═══ Data to use
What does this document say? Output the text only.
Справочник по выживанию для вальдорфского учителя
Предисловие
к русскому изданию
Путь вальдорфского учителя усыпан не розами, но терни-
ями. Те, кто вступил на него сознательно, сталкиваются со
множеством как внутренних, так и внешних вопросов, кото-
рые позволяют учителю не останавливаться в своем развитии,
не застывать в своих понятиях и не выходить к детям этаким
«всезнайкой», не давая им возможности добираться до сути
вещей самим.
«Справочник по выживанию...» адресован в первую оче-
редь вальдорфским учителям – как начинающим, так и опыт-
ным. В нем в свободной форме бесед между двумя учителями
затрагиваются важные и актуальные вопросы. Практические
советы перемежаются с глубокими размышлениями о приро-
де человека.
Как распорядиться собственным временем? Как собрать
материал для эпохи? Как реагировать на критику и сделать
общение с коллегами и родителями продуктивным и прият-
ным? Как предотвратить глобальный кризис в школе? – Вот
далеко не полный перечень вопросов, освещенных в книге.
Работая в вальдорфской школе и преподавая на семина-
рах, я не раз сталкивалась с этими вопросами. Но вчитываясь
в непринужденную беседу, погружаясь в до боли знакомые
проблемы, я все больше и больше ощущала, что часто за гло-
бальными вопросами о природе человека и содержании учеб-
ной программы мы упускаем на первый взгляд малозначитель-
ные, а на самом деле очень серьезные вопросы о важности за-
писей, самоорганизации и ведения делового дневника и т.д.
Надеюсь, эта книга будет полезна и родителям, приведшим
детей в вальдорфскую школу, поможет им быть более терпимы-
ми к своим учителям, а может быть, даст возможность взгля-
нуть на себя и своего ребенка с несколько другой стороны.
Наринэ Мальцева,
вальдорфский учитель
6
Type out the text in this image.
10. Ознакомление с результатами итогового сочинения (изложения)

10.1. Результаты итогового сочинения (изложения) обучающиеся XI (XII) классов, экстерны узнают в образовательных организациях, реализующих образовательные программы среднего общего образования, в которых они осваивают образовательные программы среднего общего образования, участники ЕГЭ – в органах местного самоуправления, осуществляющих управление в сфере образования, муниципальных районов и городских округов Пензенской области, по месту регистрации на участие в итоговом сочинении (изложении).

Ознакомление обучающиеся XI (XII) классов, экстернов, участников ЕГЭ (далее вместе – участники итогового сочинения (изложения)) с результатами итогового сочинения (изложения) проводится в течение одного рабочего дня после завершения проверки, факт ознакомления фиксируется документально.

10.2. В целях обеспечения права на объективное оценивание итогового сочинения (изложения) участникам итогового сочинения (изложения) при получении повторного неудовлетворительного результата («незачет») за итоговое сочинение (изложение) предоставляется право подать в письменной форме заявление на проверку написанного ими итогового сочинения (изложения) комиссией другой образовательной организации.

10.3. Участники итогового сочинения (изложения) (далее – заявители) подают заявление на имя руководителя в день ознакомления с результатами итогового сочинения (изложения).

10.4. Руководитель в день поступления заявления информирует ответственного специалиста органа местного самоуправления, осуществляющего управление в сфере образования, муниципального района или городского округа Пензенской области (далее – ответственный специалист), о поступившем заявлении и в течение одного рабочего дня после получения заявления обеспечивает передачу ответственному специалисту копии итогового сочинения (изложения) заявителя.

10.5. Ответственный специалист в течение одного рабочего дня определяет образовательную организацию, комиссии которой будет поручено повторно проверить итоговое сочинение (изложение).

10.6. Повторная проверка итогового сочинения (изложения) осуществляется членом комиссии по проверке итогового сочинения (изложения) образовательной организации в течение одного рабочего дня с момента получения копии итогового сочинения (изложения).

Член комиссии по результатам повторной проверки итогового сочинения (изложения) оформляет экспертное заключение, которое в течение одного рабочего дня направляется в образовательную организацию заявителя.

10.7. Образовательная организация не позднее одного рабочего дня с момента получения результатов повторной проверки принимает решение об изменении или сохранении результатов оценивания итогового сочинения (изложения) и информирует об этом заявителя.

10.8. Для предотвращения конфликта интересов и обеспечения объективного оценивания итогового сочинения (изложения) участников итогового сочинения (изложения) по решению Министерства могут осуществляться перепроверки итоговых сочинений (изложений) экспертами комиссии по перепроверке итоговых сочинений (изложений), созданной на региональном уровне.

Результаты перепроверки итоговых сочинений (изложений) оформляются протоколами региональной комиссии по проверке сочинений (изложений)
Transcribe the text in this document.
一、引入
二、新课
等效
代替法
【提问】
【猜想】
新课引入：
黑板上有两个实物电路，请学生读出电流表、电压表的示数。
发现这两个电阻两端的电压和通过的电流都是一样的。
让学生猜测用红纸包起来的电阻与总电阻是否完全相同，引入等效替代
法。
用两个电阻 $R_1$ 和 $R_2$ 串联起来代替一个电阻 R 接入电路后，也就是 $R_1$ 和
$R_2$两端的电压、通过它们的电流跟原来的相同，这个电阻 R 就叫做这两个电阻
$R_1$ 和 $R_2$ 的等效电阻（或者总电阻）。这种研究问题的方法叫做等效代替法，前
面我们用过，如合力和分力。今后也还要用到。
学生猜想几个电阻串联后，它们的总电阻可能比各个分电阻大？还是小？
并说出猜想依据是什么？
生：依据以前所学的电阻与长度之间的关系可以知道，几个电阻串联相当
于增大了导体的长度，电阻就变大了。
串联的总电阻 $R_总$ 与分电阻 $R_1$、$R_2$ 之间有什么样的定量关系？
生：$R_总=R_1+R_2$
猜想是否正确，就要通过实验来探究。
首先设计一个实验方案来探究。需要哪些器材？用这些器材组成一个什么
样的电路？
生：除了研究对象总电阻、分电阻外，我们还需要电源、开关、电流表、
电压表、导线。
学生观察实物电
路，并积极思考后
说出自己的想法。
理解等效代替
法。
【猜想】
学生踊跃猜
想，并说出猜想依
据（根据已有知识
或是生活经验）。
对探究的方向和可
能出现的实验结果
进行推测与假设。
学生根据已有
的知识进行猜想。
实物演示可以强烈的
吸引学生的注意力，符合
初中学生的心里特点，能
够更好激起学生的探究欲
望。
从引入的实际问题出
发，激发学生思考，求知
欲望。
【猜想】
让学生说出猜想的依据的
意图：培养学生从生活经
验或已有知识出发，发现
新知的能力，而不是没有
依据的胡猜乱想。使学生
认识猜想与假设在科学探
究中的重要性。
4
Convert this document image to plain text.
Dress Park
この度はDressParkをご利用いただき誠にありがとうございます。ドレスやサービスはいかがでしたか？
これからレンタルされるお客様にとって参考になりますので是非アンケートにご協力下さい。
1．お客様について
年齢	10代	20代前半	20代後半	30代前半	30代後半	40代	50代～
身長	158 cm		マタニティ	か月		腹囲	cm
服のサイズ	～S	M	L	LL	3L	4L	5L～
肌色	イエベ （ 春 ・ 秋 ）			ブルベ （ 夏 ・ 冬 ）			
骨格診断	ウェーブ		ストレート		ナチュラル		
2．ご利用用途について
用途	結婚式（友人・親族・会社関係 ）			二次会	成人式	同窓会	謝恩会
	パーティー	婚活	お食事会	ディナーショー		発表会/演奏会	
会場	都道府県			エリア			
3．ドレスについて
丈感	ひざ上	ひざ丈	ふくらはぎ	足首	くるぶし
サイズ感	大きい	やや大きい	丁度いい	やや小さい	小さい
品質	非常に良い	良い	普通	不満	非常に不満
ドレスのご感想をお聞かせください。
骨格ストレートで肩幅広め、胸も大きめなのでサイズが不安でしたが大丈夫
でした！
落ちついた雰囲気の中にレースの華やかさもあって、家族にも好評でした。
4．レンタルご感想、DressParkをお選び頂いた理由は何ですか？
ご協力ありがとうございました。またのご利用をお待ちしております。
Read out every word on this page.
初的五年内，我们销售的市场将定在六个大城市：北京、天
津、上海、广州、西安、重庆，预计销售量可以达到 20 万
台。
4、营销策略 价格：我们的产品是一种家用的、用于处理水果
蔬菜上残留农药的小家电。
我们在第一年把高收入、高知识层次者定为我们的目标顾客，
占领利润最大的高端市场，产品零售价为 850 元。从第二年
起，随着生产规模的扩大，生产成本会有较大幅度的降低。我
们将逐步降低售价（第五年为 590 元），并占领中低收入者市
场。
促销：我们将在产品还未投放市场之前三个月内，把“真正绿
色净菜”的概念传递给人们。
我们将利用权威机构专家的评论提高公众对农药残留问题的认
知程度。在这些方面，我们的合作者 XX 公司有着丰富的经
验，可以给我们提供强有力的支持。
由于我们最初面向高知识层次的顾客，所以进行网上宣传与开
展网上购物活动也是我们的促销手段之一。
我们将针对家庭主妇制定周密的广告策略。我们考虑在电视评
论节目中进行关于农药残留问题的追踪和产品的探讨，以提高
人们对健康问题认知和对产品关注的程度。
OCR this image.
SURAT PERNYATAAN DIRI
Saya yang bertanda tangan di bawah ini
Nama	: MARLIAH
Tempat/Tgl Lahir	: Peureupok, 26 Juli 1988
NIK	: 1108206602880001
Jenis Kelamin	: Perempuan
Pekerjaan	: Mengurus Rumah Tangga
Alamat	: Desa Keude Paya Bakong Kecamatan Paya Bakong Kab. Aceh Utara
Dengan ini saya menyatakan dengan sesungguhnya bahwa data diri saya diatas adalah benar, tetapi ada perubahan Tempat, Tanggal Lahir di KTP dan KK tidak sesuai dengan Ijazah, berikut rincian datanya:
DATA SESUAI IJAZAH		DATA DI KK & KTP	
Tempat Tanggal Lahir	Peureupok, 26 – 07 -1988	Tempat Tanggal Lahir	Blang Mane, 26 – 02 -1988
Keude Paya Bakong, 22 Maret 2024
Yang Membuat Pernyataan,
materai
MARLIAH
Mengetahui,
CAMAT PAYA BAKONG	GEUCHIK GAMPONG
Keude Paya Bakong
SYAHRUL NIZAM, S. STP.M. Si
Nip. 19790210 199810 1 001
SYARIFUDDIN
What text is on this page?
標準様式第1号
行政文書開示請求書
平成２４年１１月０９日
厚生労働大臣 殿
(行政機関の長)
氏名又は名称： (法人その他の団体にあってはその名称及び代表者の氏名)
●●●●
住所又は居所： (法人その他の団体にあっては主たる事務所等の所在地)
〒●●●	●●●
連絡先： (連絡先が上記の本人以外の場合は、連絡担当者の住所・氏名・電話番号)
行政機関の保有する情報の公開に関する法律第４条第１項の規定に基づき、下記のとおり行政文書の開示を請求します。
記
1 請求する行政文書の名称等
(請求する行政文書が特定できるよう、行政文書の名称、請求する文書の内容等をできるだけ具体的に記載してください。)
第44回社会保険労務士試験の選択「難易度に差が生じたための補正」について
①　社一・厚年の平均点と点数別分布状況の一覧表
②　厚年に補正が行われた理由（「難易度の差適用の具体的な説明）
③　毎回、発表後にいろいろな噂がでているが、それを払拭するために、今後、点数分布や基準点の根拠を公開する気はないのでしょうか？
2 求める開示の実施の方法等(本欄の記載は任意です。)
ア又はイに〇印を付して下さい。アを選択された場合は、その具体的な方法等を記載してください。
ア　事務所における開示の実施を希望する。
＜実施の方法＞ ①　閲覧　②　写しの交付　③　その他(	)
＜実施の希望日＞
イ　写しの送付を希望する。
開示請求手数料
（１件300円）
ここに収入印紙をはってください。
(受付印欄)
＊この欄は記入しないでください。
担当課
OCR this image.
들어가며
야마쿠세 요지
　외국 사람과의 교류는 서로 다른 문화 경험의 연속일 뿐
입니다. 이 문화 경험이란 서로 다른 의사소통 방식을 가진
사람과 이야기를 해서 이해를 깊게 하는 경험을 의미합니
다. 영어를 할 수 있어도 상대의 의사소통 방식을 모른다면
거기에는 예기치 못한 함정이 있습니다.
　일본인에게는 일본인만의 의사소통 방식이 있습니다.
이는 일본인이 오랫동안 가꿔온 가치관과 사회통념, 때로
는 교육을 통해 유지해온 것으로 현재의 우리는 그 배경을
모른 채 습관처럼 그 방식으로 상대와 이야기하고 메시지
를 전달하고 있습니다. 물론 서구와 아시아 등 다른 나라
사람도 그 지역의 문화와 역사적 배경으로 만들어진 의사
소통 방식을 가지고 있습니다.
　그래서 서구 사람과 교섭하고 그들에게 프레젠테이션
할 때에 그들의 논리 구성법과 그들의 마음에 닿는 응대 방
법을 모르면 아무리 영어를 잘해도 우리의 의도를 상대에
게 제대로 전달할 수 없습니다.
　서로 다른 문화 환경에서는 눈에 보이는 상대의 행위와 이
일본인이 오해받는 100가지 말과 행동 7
══════
[Your instructions]: Give nothing but the number of lines containing the string "быть".

[Written solution]: 2